## TEXT PROVIDED

Francisco Morales has always been in the business of creation, from his start working at an apparel factory in Venezuela to running his own apparel company in a niche market.
“Business for me is not a job, that’s where I get my satisfaction,” said Morales, the co-founder and chief executive of Costa Mesa-based 5.11 Inc. “A lot of that satisfaction comes from the ability to create something.”
The executive’s most creative project thus far is the tactical apparel and gear company he and Dan Costa built in 2003, one that manufactures “purpose-built” and versatile clothes, accessories, and footwear for military and first responders.
Morales saw the lack of innovation in the sector as an opportunity to create something different.
“You have to let your imagination run,” said Morales, one of five honorees at the Business Journal’s Excellence in Entrepreneurship Awards on March 9.
Finding the Challenge
Morales was born in Caracas, Venezuela to parents, Fernando and Dirurantzis De Morales, who owned an apparel factory. Growing up, he worked closely with his father, who was a tailor and shared with him the basics of the business.
He credits his father for the work ethic instilled in himself.
This led Morales to try his luck at building a new small business every year during his youth, such as screen printing punk rock T-shirts to sell at school. Morales said he preferred working over going to class and got his high school degree two years early in order to work full time.
He started on the sewing floor of his parent’s company but eventually left, citing the need for a challenge, and became an independent salesperson for the next few years. When he turned 19 years old, Morales decided to move to the U.S.
Morales began attending the Philadelphia School of Textiles and Science, now Jefferson University, in 1994. Despite struggles with concentrating in school, Morales said he set his mind to do whatever an A student would do and graduated cum laude four years later.
Morales then started working for Maine-based L.L. Bean as a raw materials engineer and was promoted to manager within two years. He then moved on to Dick’s Sporting Goods, handling production development and design for the private label division before landing at an outdoor and travel clothing company, Royal Robbins, in 2002 as vice president of product.
He there met his future business partner, Costa, who had purchased the company with plans to restructure the firm before selling. Morales was brought on to help with product design.
“In that journey, we discovered that there was a really large need and void in the market for police and military to have innovations designed for their particular needs,” Morales told the Business Journal.
The company’s goal is “to create solutions that make a difference on the front lines.”
A Pair of Pants
The company was built on a pair of Federal Bureau of Investigation (FBI) pants from the ’90s.

## DATA EXCERPT
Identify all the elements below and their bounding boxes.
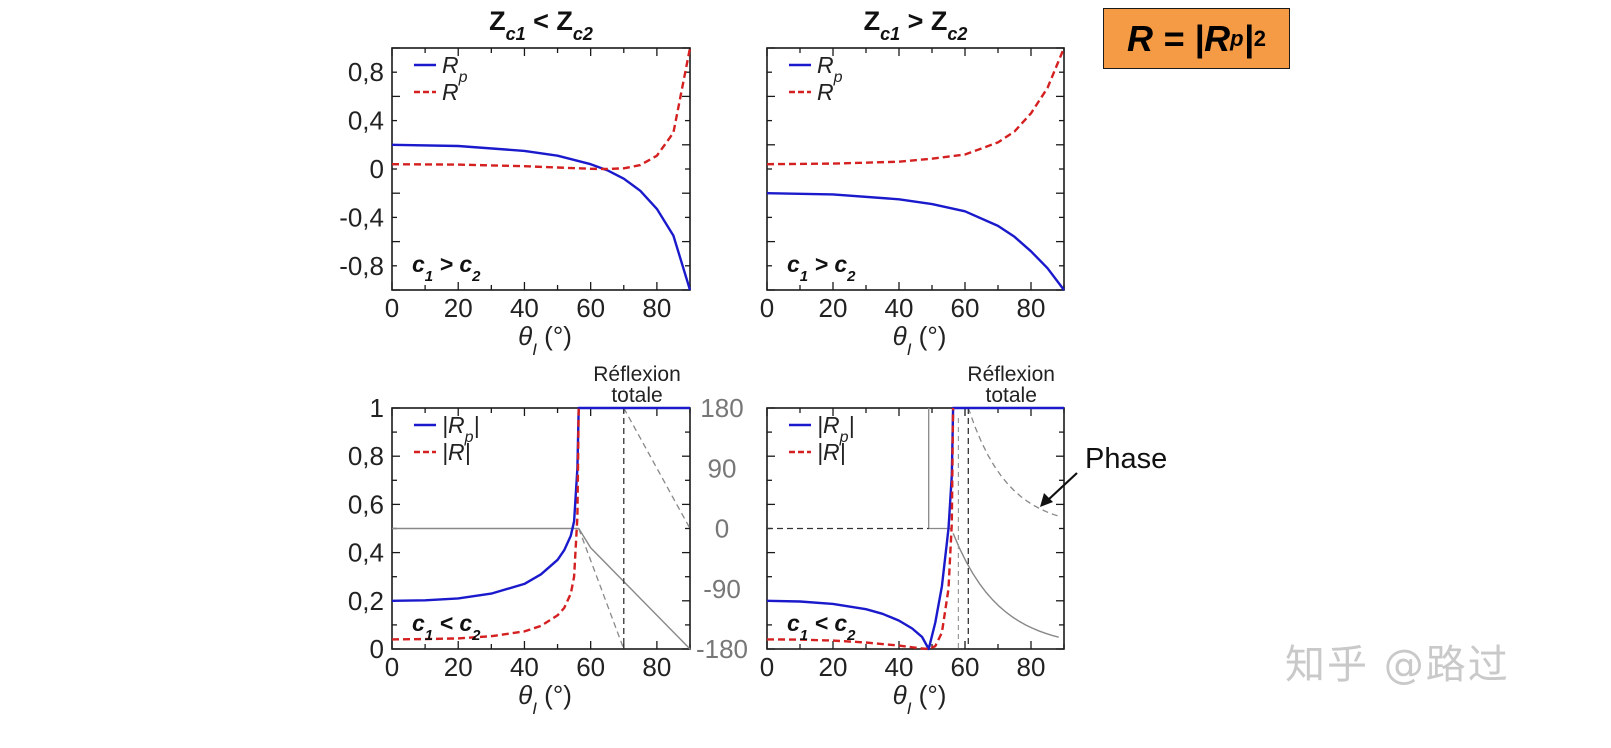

## WHAT THIS TASK INVOLVES
Substitute "creativity" for "imagination" and write out again the part of the Francisco Morales profile that opens with the words containing "Francisco Morales has" and closes with "on March 9.". The data after the Francisco Morales profile is separate material.

## TASK ANSWER
Francisco Morales has always been in the business of creation, from his start working at an apparel factory in Venezuela to running his own apparel company in a niche market.
“Business for me is not a job, that’s where I get my satisfaction,” said Morales, the co-founder and chief executive of Costa Mesa-based 5.11 Inc. “A lot of that satisfaction comes from the ability to create something.”
The executive’s most creative project thus far is the tactical apparel and gear company he and Dan Costa built in 2003, one that manufactures “purpose-built” and versatile clothes, accessories, and footwear for military and first responders.
Morales saw the lack of innovation in the sector as an opportunity to create something different.
“You have to let your creativity run,” said Morales, one of five honorees at the Business Journal’s Excellence in Entrepreneurship Awards on March 9.